--- Problem to solve ---
Restate, word for word, every line of the data.

[Extracted records]

● ● ●

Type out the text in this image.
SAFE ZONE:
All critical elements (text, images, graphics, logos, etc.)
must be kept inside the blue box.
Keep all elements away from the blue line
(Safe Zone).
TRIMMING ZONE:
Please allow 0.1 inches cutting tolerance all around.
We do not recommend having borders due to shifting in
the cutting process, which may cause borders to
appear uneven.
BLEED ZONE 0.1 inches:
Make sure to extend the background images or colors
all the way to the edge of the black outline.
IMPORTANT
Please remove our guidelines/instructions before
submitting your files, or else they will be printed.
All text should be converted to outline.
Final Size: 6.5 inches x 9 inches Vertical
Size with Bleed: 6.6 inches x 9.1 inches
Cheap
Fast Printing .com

● ● ●

--- Answer to this task ---
Type out the text in this image.
SAFE ZONE:
All critical elements (text, images, graphics, logos, etc.)
must be kept inside the blue box.
Keep all elements away from the blue line
(Safe Zone).
TRIMMING ZONE:
Please allow 0.1 inches cutting tolerance all around.
We do not recommend having borders due to shifting in
the cutting process, which may cause borders to
appear uneven.
BLEED ZONE 0.1 inches:
Make sure to extend the background images or colors
all the way to the edge of the black outline.
IMPORTANT
Please remove our guidelines/instructions before
submitting your files, or else they will be printed.
All text should be converted to outline.
Final Size: 6.5 inches x 9 inches Vertical
Size with Bleed: 6.6 inches x 9.1 inches
Cheap
Fast Printing .com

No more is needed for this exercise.